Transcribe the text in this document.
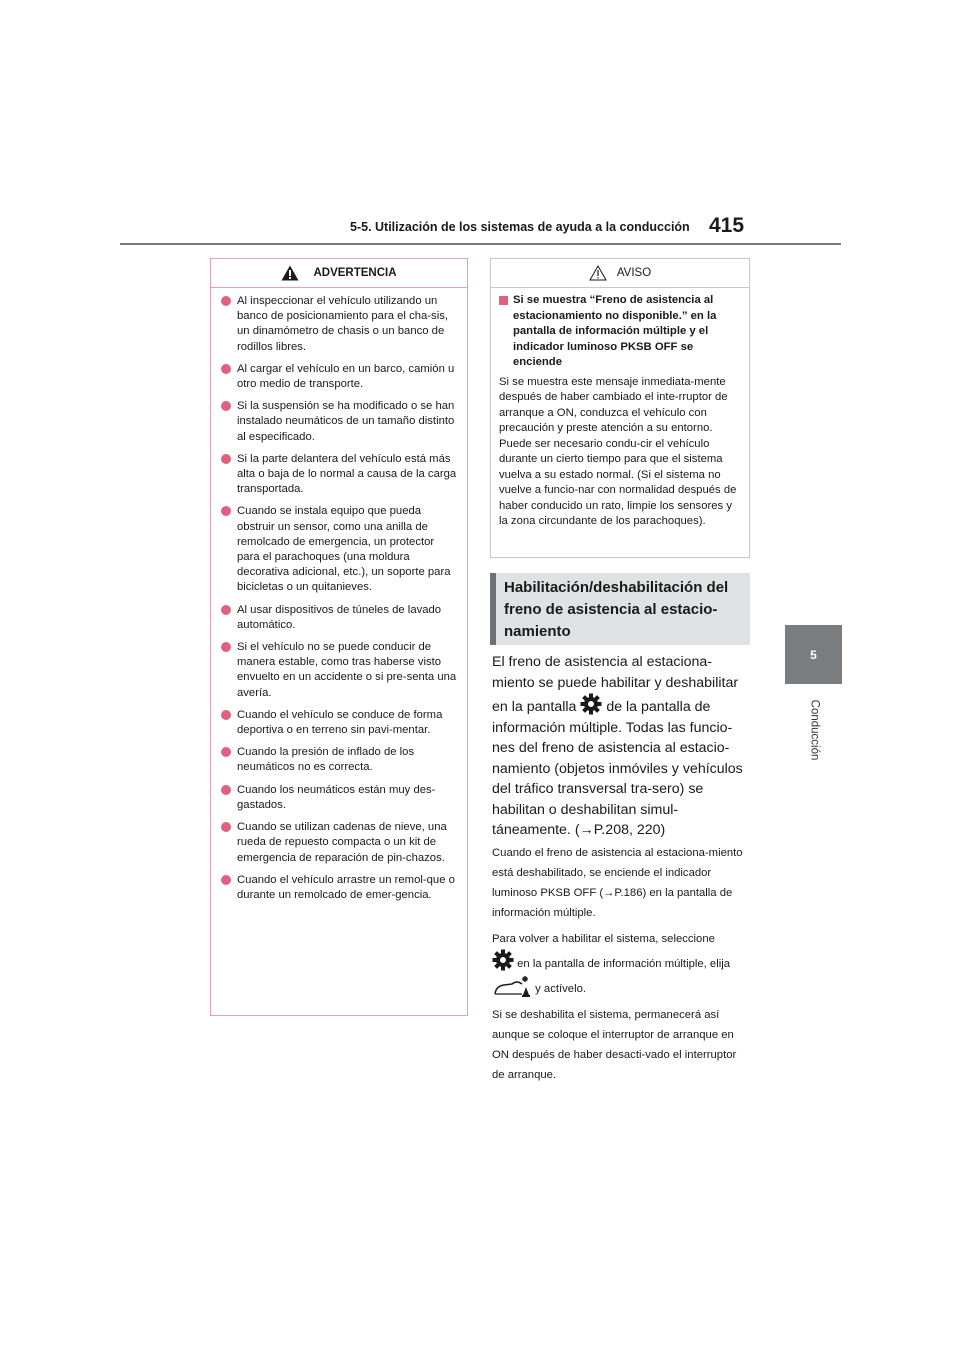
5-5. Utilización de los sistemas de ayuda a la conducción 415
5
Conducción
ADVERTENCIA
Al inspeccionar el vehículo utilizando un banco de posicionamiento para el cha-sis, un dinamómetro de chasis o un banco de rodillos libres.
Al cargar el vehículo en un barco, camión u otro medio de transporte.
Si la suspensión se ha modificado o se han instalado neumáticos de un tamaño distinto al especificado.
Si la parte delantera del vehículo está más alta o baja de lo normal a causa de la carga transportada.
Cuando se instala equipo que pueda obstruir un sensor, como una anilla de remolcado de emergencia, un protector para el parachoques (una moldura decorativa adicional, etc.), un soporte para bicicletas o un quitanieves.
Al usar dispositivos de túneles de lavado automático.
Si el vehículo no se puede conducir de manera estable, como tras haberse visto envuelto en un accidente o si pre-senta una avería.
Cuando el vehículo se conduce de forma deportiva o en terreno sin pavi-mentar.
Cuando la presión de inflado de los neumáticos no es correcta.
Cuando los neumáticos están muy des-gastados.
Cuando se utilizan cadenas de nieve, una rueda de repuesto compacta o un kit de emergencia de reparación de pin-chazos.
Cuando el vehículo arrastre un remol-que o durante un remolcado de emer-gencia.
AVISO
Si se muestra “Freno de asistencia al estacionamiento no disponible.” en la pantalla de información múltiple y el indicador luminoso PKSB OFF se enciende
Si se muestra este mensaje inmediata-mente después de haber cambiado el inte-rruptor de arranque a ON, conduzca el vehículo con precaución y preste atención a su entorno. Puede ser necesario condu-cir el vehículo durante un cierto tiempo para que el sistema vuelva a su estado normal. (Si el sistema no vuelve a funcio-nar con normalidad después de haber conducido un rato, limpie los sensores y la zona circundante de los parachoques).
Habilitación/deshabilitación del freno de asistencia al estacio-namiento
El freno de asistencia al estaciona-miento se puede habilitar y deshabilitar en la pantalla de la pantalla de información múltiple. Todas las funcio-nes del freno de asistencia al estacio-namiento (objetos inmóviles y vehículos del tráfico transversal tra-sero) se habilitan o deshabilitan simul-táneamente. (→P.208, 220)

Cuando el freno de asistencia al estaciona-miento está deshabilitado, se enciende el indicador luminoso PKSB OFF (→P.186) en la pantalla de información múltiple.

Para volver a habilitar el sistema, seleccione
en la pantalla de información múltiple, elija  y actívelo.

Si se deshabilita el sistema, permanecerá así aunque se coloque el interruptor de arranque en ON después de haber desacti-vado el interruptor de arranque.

————

**EXERCISE GOAL:**
Return only the number of lines in the data that contain "muestra".

**ANSWER IN FULL:**
2